◆ **OBJECTIVE**
Make an exact copy of the entries, and keep any pictures out of it.
-- Begin DATASET ROWS --
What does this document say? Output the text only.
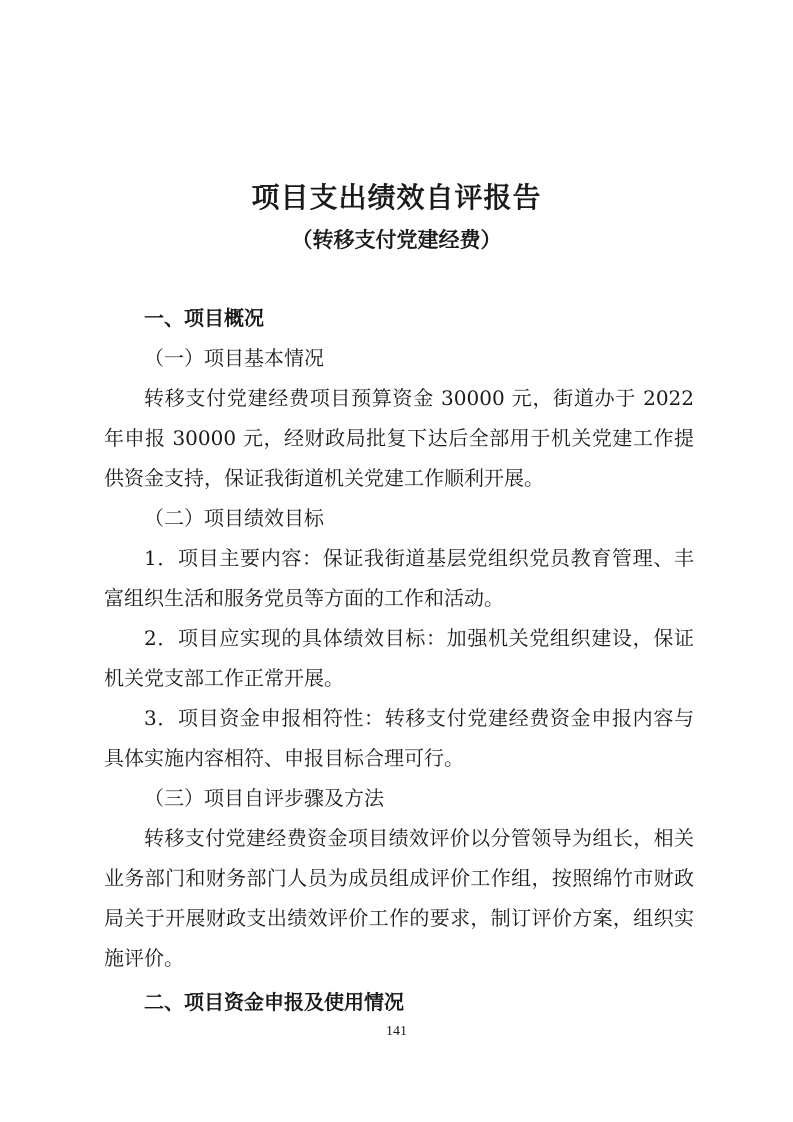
项目支出绩效自评报告
（转移支付党建经费）

一、项目概况

（一）项目基本情况

转移支付党建经费项目预算资金 30000 元，街道办于 2022 年申报 30000 元，经财政局批复下达后全部用于机关党建工作提供资金支持，保证我街道机关党建工作顺利开展。

（二）项目绩效目标

1．项目主要内容：保证我街道基层党组织党员教育管理、丰富组织生活和服务党员等方面的工作和活动。

2．项目应实现的具体绩效目标：加强机关党组织建设，保证机关党支部工作正常开展。

3．项目资金申报相符性：转移支付党建经费资金申报内容与具体实施内容相符、申报目标合理可行。

（三）项目自评步骤及方法

转移支付党建经费资金项目绩效评价以分管领导为组长，相关业务部门和财务部门人员为成员组成评价工作组，按照绵竹市财政局关于开展财政支出绩效评价工作的要求，制订评价方案，组织实施评价。

二、项目资金申报及使用情况

141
-- End DATASET ROWS --
◆ **TASK SOLUTION**
What does this document say? Output the text only.
项目支出绩效自评报告
（转移支付党建经费）

一、项目概况

（一）项目基本情况

转移支付党建经费项目预算资金 30000 元，街道办于 2022 年申报 30000 元，经财政局批复下达后全部用于机关党建工作提供资金支持，保证我街道机关党建工作顺利开展。

（二）项目绩效目标

1．项目主要内容：保证我街道基层党组织党员教育管理、丰富组织生活和服务党员等方面的工作和活动。

2．项目应实现的具体绩效目标：加强机关党组织建设，保证机关党支部工作正常开展。

3．项目资金申报相符性：转移支付党建经费资金申报内容与具体实施内容相符、申报目标合理可行。

（三）项目自评步骤及方法

转移支付党建经费资金项目绩效评价以分管领导为组长，相关业务部门和财务部门人员为成员组成评价工作组，按照绵竹市财政局关于开展财政支出绩效评价工作的要求，制订评价方案，组织实施评价。

二、项目资金申报及使用情况

141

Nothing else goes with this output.